Extracted material =
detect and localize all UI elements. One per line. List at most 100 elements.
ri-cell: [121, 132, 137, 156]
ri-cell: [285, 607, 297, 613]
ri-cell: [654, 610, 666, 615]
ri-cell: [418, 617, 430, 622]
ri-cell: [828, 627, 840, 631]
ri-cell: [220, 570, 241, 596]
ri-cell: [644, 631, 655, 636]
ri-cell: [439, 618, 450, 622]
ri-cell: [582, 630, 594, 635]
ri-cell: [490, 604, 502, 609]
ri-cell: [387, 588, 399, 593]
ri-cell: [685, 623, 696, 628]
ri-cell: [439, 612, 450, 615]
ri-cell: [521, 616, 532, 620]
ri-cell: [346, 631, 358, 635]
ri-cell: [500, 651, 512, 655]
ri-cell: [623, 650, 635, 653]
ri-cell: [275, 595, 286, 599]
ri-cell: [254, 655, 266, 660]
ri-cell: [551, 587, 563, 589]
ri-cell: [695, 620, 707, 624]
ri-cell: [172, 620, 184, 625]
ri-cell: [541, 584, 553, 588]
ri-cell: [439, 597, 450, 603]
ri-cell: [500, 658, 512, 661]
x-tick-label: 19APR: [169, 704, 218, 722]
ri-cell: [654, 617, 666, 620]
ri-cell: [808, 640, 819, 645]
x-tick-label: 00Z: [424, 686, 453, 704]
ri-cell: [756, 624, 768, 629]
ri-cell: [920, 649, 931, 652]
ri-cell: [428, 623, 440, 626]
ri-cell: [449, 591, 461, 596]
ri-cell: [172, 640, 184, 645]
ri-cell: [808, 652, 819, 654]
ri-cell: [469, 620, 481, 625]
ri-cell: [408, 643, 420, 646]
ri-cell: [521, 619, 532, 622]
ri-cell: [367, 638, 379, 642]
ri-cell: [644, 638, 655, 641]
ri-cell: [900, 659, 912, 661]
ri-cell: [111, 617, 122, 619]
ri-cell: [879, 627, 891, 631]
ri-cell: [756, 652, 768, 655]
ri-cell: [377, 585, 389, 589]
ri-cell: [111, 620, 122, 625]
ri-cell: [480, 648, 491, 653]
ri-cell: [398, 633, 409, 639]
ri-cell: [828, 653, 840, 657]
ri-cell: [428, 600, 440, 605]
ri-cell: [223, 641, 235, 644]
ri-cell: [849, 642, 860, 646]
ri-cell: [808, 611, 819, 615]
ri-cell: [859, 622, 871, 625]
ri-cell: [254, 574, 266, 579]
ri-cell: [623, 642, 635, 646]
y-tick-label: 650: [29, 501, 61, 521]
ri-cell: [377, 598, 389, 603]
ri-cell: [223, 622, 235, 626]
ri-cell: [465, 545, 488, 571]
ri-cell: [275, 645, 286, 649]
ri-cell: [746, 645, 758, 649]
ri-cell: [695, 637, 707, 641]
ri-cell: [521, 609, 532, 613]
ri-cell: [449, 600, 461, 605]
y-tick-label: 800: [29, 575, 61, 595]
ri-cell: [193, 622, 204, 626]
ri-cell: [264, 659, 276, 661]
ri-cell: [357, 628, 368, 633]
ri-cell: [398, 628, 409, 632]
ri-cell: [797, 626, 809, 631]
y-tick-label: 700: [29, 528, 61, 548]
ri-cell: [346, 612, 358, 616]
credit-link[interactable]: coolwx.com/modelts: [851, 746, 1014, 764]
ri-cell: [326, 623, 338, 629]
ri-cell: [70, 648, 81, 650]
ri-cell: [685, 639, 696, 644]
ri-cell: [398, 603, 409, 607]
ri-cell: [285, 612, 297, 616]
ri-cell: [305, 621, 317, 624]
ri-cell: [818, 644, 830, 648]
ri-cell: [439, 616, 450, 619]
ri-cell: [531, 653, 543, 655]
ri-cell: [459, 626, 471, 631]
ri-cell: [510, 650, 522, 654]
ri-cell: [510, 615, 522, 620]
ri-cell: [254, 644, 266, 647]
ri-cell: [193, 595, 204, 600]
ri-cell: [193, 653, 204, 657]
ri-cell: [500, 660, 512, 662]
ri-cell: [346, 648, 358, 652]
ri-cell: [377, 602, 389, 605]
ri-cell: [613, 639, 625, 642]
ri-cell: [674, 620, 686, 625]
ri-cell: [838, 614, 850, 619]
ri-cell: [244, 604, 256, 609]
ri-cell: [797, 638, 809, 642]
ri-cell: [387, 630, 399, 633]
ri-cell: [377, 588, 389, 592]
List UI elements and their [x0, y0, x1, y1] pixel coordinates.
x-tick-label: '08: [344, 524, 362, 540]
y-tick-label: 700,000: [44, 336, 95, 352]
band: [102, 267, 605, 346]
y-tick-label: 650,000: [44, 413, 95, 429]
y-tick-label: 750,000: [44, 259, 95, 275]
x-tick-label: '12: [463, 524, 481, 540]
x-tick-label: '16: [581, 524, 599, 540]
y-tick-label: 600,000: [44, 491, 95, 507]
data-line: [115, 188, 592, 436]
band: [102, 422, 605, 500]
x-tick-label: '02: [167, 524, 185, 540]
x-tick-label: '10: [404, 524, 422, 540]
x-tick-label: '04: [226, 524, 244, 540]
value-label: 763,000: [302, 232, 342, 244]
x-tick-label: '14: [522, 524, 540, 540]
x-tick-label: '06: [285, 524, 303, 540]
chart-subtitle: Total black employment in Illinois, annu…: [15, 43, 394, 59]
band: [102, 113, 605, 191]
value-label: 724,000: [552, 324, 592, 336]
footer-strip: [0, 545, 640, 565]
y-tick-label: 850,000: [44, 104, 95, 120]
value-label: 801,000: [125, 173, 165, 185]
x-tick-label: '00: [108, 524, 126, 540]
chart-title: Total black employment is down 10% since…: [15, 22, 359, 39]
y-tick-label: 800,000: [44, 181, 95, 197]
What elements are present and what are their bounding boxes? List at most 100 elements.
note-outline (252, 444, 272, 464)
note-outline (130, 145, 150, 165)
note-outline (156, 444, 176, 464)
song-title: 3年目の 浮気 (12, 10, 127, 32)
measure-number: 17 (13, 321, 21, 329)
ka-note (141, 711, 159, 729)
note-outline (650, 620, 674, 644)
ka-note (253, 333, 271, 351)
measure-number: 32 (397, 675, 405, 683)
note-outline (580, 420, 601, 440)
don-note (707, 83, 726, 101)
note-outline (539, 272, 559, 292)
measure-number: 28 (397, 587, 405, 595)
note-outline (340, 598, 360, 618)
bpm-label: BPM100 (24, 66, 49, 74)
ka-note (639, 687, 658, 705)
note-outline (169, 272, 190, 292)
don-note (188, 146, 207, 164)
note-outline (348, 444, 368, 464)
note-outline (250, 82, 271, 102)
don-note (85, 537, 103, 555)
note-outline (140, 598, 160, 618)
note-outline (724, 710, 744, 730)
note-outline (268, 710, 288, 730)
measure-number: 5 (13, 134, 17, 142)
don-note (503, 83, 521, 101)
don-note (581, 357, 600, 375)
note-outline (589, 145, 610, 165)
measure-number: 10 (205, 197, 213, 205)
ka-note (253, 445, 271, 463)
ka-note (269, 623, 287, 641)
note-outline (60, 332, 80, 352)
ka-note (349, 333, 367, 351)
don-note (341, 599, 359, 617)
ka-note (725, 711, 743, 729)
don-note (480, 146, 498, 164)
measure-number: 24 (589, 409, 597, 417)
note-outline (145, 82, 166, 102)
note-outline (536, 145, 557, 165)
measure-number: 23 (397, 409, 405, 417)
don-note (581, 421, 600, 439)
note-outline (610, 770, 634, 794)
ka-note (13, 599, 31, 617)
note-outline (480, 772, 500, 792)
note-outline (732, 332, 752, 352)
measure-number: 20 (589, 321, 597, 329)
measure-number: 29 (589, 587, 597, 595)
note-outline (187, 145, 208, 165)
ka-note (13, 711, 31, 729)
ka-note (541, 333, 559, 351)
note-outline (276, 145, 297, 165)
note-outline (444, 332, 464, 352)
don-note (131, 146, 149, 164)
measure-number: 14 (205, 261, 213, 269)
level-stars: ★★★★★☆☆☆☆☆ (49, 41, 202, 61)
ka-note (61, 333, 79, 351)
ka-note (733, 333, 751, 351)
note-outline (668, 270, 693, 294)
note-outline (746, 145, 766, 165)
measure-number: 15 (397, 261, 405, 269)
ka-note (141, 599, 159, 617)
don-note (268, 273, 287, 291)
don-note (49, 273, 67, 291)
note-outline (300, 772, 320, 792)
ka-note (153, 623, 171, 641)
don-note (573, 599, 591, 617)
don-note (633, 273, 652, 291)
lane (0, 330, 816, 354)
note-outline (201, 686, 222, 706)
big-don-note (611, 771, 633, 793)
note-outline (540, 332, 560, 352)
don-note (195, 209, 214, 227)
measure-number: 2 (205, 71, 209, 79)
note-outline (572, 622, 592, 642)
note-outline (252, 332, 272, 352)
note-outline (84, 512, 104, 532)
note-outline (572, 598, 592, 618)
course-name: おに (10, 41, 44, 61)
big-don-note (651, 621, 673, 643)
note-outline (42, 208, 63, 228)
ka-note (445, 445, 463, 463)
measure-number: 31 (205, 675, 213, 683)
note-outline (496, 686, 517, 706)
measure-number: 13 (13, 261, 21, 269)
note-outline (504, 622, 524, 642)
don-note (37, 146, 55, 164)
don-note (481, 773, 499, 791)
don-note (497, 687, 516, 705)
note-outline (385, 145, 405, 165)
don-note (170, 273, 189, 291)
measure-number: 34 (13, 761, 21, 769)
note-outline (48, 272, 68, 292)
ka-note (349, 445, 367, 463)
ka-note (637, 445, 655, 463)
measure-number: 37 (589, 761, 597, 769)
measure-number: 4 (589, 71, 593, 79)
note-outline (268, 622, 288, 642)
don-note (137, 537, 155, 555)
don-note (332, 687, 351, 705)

Your objective = Reproduce the data verbatim from its first line through the line that contains "ri-cell: [644, 631, 655, 636]", and stop there.

Answer for this exercise =
detect and localize all UI elements. One per line. List at most 100 elements.
ri-cell: [121, 132, 137, 156]
ri-cell: [285, 607, 297, 613]
ri-cell: [654, 610, 666, 615]
ri-cell: [418, 617, 430, 622]
ri-cell: [828, 627, 840, 631]
ri-cell: [220, 570, 241, 596]
ri-cell: [644, 631, 655, 636]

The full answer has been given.